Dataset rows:
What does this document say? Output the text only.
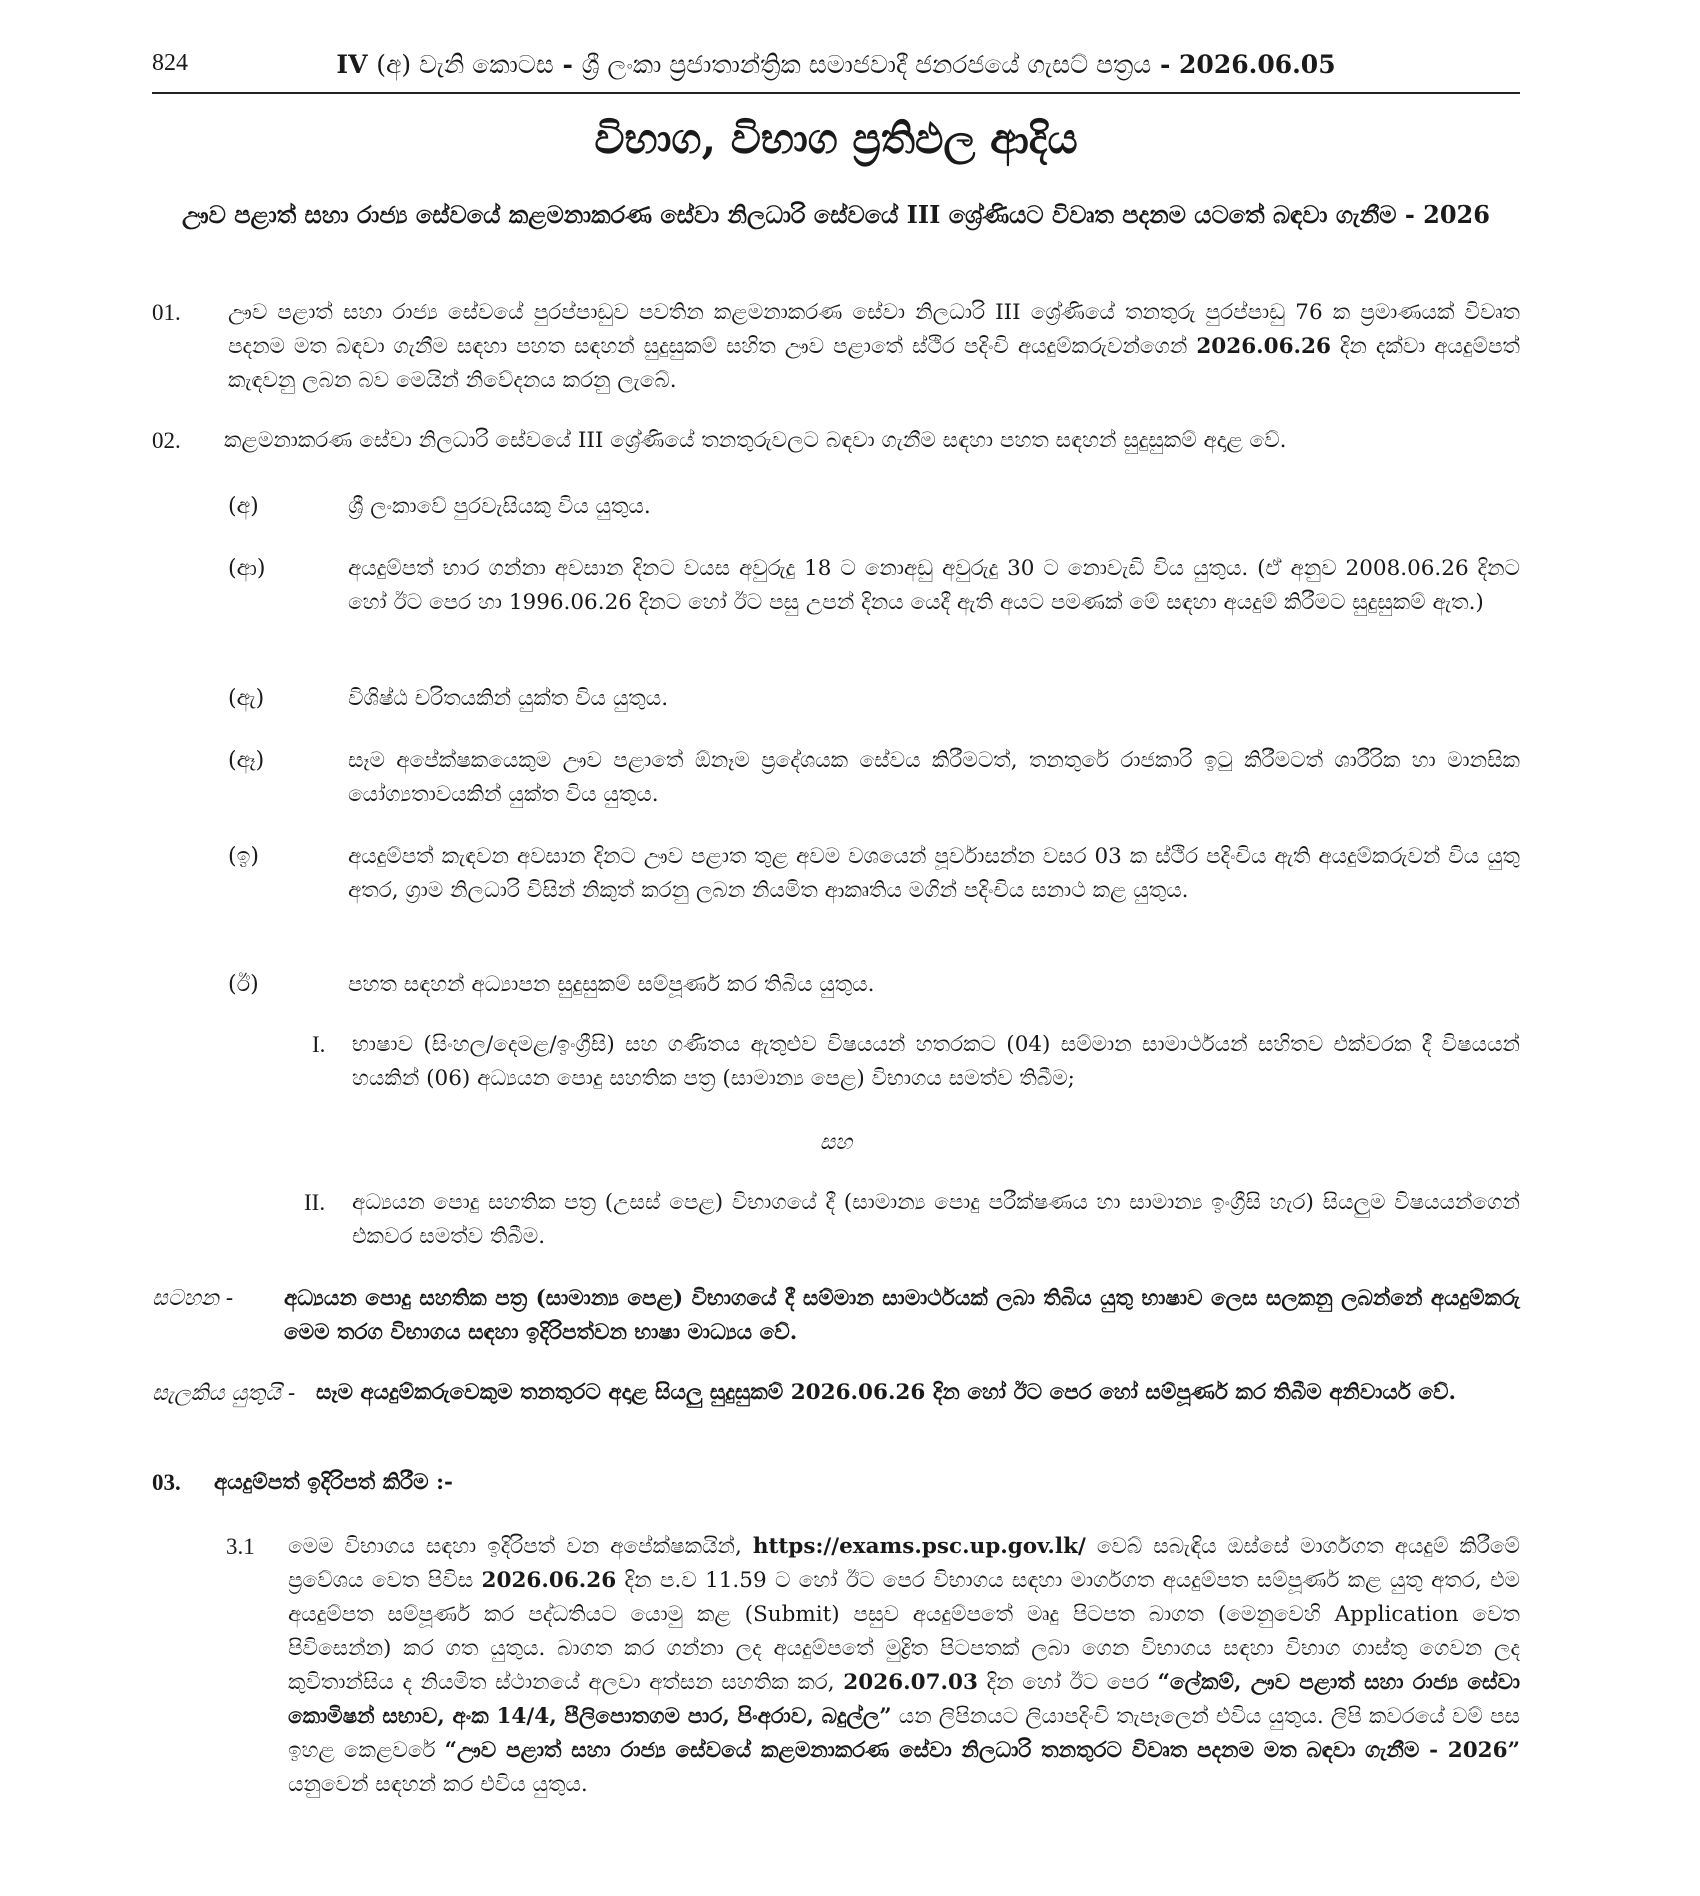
824	IV (අ) වැනි කොටස - ශ්‍රී ලංකා ප්‍රජාතාන්ත්‍රික සමාජවාදී ජනරජයේ ගැසට් පත්‍රය - 2026.06.05
විභාග, විභාග ප්‍රතිඵල ආදිය
ඌව පළාත් සහා රාජ්‍ය සේවයේ කළමනාකරණ සේවා නිලධාරි සේවයේ III ශ්‍රේණියට විවෘත පදනම යටතේ බඳවා ගැනීම - 2026
01. ඌව පළාත් සහා රාජ්‍ය සේවයේ පුරප්පාඩුව පවතින කළමනාකරණ සේවා නිලධාරි III ශ්‍රේණියේ තනතුරු පුරප්පාඩු 76 ක ප්‍රමාණයක් විවෘත පදනම මත බඳවා ගැනීම සඳහා පහත සඳහන් සුදුසුකම් සහිත ඌව පළාතේ ස්ථිර පදිංචි අයදුම්කරුවන්ගෙන් 2026.06.26 දින දක්වා අයදුම්පත් කැඳවනු ලබන බව මෙයින් නිවේදනය කරනු ලැබේ.
02. කළමනාකරණ සේවා නිලධාරි සේවයේ III ශ්‍රේණියේ තනතුරුවලට බඳවා ගැනීම සඳහා පහත සඳහන් සුදුසුකම් අදාළ වේ.
(අ)	ශ්‍රී ලංකාවේ පුරවැසියකු විය යුතුය.
(ආ)	අයදුම්පත් භාර ගන්නා අවසාන දිනට වයස අවුරුදු 18 ට නොඅඩු අවුරුදු 30 ට නොවැඩි විය යුතුය. (ඒ අනුව 2008.06.26 දිනට හෝ ඊට පෙර හා 1996.06.26 දිනට හෝ ඊට පසු උපන් දිනය යෙදී ඇති අයට පමණක් මේ සඳහා අයදුම් කිරීමට සුදුසුකම් ඇත.)
(ඇ)	විශිෂ්ඨ චරිතයකින් යුක්ත විය යුතුය.
(ඈ)	සෑම අපේක්ෂකයෙකුම ඌව පළාතේ ඕනෑම ප්‍රදේශයක සේවය කිරීමටත්, තනතුරේ රාජකාරි ඉටු කිරීමටත් ශාරීරික හා මානසික යෝග්‍යතාවයකින් යුක්ත විය යුතුය.
(ඉ)	අයදුම්පත් කැඳවන අවසාන දිනට ඌව පළාත තුළ අවම වශයෙන් පූර්වාසන්න වසර 03 ක ස්ථිර පදිංචිය ඇති අයදුම්කරුවන් විය යුතු අතර, ග්‍රාම නිලධාරි විසින් නිකුත් කරනු ලබන නියමිත ආකෘතිය මගින් පදිංචිය සනාථ කළ යුතුය.
(ඊ)	පහත සඳහන් අධ්‍යාපන සුදුසුකම් සම්පූර්ණ කර තිබිය යුතුය.
I. භාෂාව (සිංහල/දෙමළ/ඉංග්‍රීසි) සහ ගණිතය ඇතුළුව විෂයයන් හතරකට (04) සම්මාන සාමාර්ථයන් සහිතව එක්වරක දී විෂයයන් හයකින් (06) අධ්‍යයන පොදු සහතික පත්‍ර (සාමාන්‍ය පෙළ) විභාගය සමත්ව තිබීම;
සහ
II. අධ්‍යයන පොදු සහතික පත්‍ර (උසස් පෙළ) විභාගයේ දී (සාමාන්‍ය පොදු පරීක්ෂණය හා සාමාන්‍ය ඉංග්‍රීසි හැර) සියලුම විෂයයන්ගෙන් එකවර සමත්ව තිබීම.
සටහන - අධ්‍යයන පොදු සහතික පත්‍ර (සාමාන්‍ය පෙළ) විභාගයේ දී සම්මාන සාමාර්ථයක් ලබා තිබිය යුතු භාෂාව ලෙස සලකනු ලබන්නේ අයදුම්කරු මෙම තරග විභාගය සඳහා ඉදිරිපත්වන භාෂා මාධ්‍යය වේ.
සැලකිය යුතුයි - සෑම අයදුම්කරුවෙකුම තනතුරට අදාළ සියලු සුදුසුකම් 2026.06.26 දින හෝ ඊට පෙර හෝ සම්පූර්ණ කර තිබීම අනිවාර්ය වේ.
03. අයදුම්පත් ඉදිරිපත් කිරීම :-
3.1 මෙම විභාගය සඳහා ඉදිරිපත් වන අපේක්ෂකයින්, https://exams.psc.up.gov.lk/ වෙබ් සබැඳිය ඔස්සේ මාර්ගගත අයදුම් කිරීමේ ප්‍රවේශය වෙත පිවිස 2026.06.26 දින ප.ව 11.59 ට හෝ ඊට පෙර විභාගය සඳහා මාර්ගගත අයදුම්පත සම්පූර්ණ කළ යුතු අතර, එම අයදුම්පත සම්පූර්ණ කර පද්ධතියට යොමු කළ (Submit) පසුව අයදුම්පතේ මෘදු පිටපත බාගත (මෙනුවෙහි Application වෙත පිවිසෙන්න) කර ගත යුතුය. බාගත කර ගන්නා ලද අයදුම්පතේ මුද්‍රිත පිටපතක් ලබා ගෙන විභාගය සඳහා විභාග ගාස්තු ගෙවන ලද කුවිතාන්සිය ද නියමිත ස්ථානයේ අලවා අත්සන සහතික කර, 2026.07.03 දින හෝ ඊට පෙර “ලේකම්, ඌව පළාත් සහා රාජ්‍ය සේවා කොමිෂන් සභාව, අංක 14/4, පීලිපොතගම පාර, පිංඅරාව, බදුල්ල” යන ලිපිනයට ලියාපදිංචි තැපෑලෙන් එවිය යුතුය. ලිපි කවරයේ වම් පස ඉහළ කෙළවරේ “ඌව පළාත් සහා රාජ්‍ය සේවයේ කළමනාකරණ සේවා නිලධාරි තනතුරට විවෘත පදනම මත බඳවා ගැනීම - 2026” යනුවෙන් සඳහන් කර එවිය යුතුය.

### What to produce:
Output every entry exactly as given; pictures are not part of the copy.

### Answer to this problem:
What does this document say? Output the text only.
824	IV (අ) වැනි කොටස - ශ්‍රී ලංකා ප්‍රජාතාන්ත්‍රික සමාජවාදී ජනරජයේ ගැසට් පත්‍රය - 2026.06.05
විභාග, විභාග ප්‍රතිඵල ආදිය
ඌව පළාත් සහා රාජ්‍ය සේවයේ කළමනාකරණ සේවා නිලධාරි සේවයේ III ශ්‍රේණියට විවෘත පදනම යටතේ බඳවා ගැනීම - 2026
01. ඌව පළාත් සහා රාජ්‍ය සේවයේ පුරප්පාඩුව පවතින කළමනාකරණ සේවා නිලධාරි III ශ්‍රේණියේ තනතුරු පුරප්පාඩු 76 ක ප්‍රමාණයක් විවෘත පදනම මත බඳවා ගැනීම සඳහා පහත සඳහන් සුදුසුකම් සහිත ඌව පළාතේ ස්ථිර පදිංචි අයදුම්කරුවන්ගෙන් 2026.06.26 දින දක්වා අයදුම්පත් කැඳවනු ලබන බව මෙයින් නිවේදනය කරනු ලැබේ.
02. කළමනාකරණ සේවා නිලධාරි සේවයේ III ශ්‍රේණියේ තනතුරුවලට බඳවා ගැනීම සඳහා පහත සඳහන් සුදුසුකම් අදාළ වේ.
(අ)	ශ්‍රී ලංකාවේ පුරවැසියකු විය යුතුය.
(ආ)	අයදුම්පත් භාර ගන්නා අවසාන දිනට වයස අවුරුදු 18 ට නොඅඩු අවුරුදු 30 ට නොවැඩි විය යුතුය. (ඒ අනුව 2008.06.26 දිනට හෝ ඊට පෙර හා 1996.06.26 දිනට හෝ ඊට පසු උපන් දිනය යෙදී ඇති අයට පමණක් මේ සඳහා අයදුම් කිරීමට සුදුසුකම් ඇත.)
(ඇ)	විශිෂ්ඨ චරිතයකින් යුක්ත විය යුතුය.
(ඈ)	සෑම අපේක්ෂකයෙකුම ඌව පළාතේ ඕනෑම ප්‍රදේශයක සේවය කිරීමටත්, තනතුරේ රාජකාරි ඉටු කිරීමටත් ශාරීරික හා මානසික යෝග්‍යතාවයකින් යුක්ත විය යුතුය.
(ඉ)	අයදුම්පත් කැඳවන අවසාන දිනට ඌව පළාත තුළ අවම වශයෙන් පූර්වාසන්න වසර 03 ක ස්ථිර පදිංචිය ඇති අයදුම්කරුවන් විය යුතු අතර, ග්‍රාම නිලධාරි විසින් නිකුත් කරනු ලබන නියමිත ආකෘතිය මගින් පදිංචිය සනාථ කළ යුතුය.
(ඊ)	පහත සඳහන් අධ්‍යාපන සුදුසුකම් සම්පූර්ණ කර තිබිය යුතුය.
I. භාෂාව (සිංහල/දෙමළ/ඉංග්‍රීසි) සහ ගණිතය ඇතුළුව විෂයයන් හතරකට (04) සම්මාන සාමාර්ථයන් සහිතව එක්වරක දී විෂයයන් හයකින් (06) අධ්‍යයන පොදු සහතික පත්‍ර (සාමාන්‍ය පෙළ) විභාගය සමත්ව තිබීම;
සහ
II. අධ්‍යයන පොදු සහතික පත්‍ර (උසස් පෙළ) විභාගයේ දී (සාමාන්‍ය පොදු පරීක්ෂණය හා සාමාන්‍ය ඉංග්‍රීසි හැර) සියලුම විෂයයන්ගෙන් එකවර සමත්ව තිබීම.
සටහන - අධ්‍යයන පොදු සහතික පත්‍ර (සාමාන්‍ය පෙළ) විභාගයේ දී සම්මාන සාමාර්ථයක් ලබා තිබිය යුතු භාෂාව ලෙස සලකනු ලබන්නේ අයදුම්කරු මෙම තරග විභාගය සඳහා ඉදිරිපත්වන භාෂා මාධ්‍යය වේ.
සැලකිය යුතුයි - සෑම අයදුම්කරුවෙකුම තනතුරට අදාළ සියලු සුදුසුකම් 2026.06.26 දින හෝ ඊට පෙර හෝ සම්පූර්ණ කර තිබීම අනිවාර්ය වේ.
03. අයදුම්පත් ඉදිරිපත් කිරීම :-
3.1 මෙම විභාගය සඳහා ඉදිරිපත් වන අපේක්ෂකයින්, https://exams.psc.up.gov.lk/ වෙබ් සබැඳිය ඔස්සේ මාර්ගගත අයදුම් කිරීමේ ප්‍රවේශය වෙත පිවිස 2026.06.26 දින ප.ව 11.59 ට හෝ ඊට පෙර විභාගය සඳහා මාර්ගගත අයදුම්පත සම්පූර්ණ කළ යුතු අතර, එම අයදුම්පත සම්පූර්ණ කර පද්ධතියට යොමු කළ (Submit) පසුව අයදුම්පතේ මෘදු පිටපත බාගත (මෙනුවෙහි Application වෙත පිවිසෙන්න) කර ගත යුතුය. බාගත කර ගන්නා ලද අයදුම්පතේ මුද්‍රිත පිටපතක් ලබා ගෙන විභාගය සඳහා විභාග ගාස්තු ගෙවන ලද කුවිතාන්සිය ද නියමිත ස්ථානයේ අලවා අත්සන සහතික කර, 2026.07.03 දින හෝ ඊට පෙර “ලේකම්, ඌව පළාත් සහා රාජ්‍ය සේවා කොමිෂන් සභාව, අංක 14/4, පීලිපොතගම පාර, පිංඅරාව, බදුල්ල” යන ලිපිනයට ලියාපදිංචි තැපෑලෙන් එවිය යුතුය. ලිපි කවරයේ වම් පස ඉහළ කෙළවරේ “ඌව පළාත් සහා රාජ්‍ය සේවයේ කළමනාකරණ සේවා නිලධාරි තනතුරට විවෘත පදනම මත බඳවා ගැනීම - 2026” යනුවෙන් සඳහන් කර එවිය යුතුය.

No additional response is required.